→ **What you will do**
Copy out each line below exactly as it appears.

(Stored data)
* Begin *
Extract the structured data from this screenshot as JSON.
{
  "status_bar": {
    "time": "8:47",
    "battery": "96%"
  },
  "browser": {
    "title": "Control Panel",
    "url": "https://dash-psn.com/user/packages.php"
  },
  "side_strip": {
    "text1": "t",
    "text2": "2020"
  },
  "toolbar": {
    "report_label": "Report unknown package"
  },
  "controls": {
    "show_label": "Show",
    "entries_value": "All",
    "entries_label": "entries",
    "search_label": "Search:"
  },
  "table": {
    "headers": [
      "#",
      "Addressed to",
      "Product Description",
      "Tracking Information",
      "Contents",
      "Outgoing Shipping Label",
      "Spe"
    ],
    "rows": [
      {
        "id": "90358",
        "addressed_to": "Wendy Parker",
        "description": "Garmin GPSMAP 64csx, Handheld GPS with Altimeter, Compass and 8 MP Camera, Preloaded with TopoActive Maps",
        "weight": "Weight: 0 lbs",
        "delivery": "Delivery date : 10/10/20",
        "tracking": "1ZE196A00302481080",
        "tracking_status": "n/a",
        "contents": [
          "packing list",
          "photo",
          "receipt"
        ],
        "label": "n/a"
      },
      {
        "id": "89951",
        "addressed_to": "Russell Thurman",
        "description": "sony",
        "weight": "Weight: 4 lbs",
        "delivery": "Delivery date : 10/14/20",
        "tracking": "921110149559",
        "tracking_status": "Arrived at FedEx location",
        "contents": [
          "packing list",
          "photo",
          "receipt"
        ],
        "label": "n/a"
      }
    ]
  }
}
* End *
→ **Answer for this exercise**
Extract the structured data from this screenshot as JSON.
{
  "status_bar": {
    "time": "8:47",
    "battery": "96%"
  },
  "browser": {
    "title": "Control Panel",
    "url": "https://dash-psn.com/user/packages.php"
  },
  "side_strip": {
    "text1": "t",
    "text2": "2020"
  },
  "toolbar": {
    "report_label": "Report unknown package"
  },
  "controls": {
    "show_label": "Show",
    "entries_value": "All",
    "entries_label": "entries",
    "search_label": "Search:"
  },
  "table": {
    "headers": [
      "#",
      "Addressed to",
      "Product Description",
      "Tracking Information",
      "Contents",
      "Outgoing Shipping Label",
      "Spe"
    ],
    "rows": [
      {
        "id": "90358",
        "addressed_to": "Wendy Parker",
        "description": "Garmin GPSMAP 64csx, Handheld GPS with Altimeter, Compass and 8 MP Camera, Preloaded with TopoActive Maps",
        "weight": "Weight: 0 lbs",
        "delivery": "Delivery date : 10/10/20",
        "tracking": "1ZE196A00302481080",
        "tracking_status": "n/a",
        "contents": [
          "packing list",
          "photo",
          "receipt"
        ],
        "label": "n/a"
      },
      {
        "id": "89951",
        "addressed_to": "Russell Thurman",
        "description": "sony",
        "weight": "Weight: 4 lbs",
        "delivery": "Delivery date : 10/14/20",
        "tracking": "921110149559",
        "tracking_status": "Arrived at FedEx location",
        "contents": [
          "packing list",
          "photo",
          "receipt"
        ],
        "label": "n/a"
      }
    ]
  }
}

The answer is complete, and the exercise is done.